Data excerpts
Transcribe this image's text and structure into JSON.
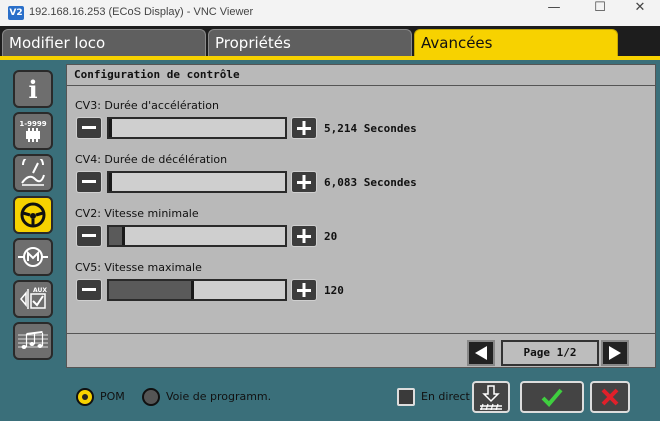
{
  "window": {
    "logo": "V2",
    "title": "192.168.16.253 (ECoS Display) - VNC Viewer",
    "minimize": "—",
    "maximize": "☐",
    "close": "✕"
  },
  "tabs": [
    {
      "label": "Modifier loco"
    },
    {
      "label": "Propriétés"
    },
    {
      "label": "Avancées"
    }
  ],
  "sidebar": {
    "info_label": "i",
    "address_label": "1-9999"
  },
  "section": {
    "title": "Configuration de contrôle"
  },
  "cvs": [
    {
      "label": "CV3: Durée d'accélération",
      "value": "5,214 Secondes",
      "level": 0.0
    },
    {
      "label": "CV4: Durée de décélération",
      "value": "6,083 Secondes",
      "level": 0.0
    },
    {
      "label": "CV2: Vitesse minimale",
      "value": "20",
      "level": 0.078
    },
    {
      "label": "CV5: Vitesse maximale",
      "value": "120",
      "level": 0.47
    }
  ],
  "pager": {
    "label": "Page 1/2"
  },
  "bottom": {
    "pom_label": "POM",
    "prog_label": "Voie de programm.",
    "direct_label": "En direct"
  },
  "colors": {
    "accent": "#f7d200",
    "panel": "#b9b9b9",
    "frame": "#3a6f7a",
    "ok": "#3fcf3f",
    "cancel": "#e0202a"
  }
}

**Instruction:** From the entries above, pull out each line that includes "level".

**Written answer:**
      "level": 0.0
      "level": 0.0
      "level": 0.078
      "level": 0.47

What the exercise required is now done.